:: WHAT THE TASK ASKS ::
Please count the lines in the material below that contain the string "coordinates" and reply with the number alone.

:: GIVEN ENTRIES ::
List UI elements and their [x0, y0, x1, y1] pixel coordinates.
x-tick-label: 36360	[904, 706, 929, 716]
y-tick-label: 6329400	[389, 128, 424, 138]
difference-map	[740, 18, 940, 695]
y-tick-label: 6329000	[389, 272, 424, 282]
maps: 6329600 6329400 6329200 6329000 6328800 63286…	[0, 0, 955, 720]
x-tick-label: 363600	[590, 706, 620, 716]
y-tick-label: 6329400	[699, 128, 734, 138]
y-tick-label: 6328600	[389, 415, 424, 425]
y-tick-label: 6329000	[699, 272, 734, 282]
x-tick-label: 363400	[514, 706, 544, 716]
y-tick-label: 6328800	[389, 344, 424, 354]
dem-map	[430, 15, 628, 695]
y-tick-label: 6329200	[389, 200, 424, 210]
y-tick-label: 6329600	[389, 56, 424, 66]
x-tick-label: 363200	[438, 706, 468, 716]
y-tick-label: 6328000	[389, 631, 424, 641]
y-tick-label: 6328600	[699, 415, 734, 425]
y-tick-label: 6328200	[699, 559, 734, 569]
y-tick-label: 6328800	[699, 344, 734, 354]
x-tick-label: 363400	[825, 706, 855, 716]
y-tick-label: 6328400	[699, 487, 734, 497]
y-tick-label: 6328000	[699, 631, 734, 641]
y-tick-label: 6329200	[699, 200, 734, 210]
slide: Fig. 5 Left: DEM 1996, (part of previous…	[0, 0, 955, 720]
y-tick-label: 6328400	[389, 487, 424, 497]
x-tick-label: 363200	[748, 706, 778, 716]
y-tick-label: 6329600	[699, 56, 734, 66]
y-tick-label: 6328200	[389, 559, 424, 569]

:: WRITTEN ANSWER ::
1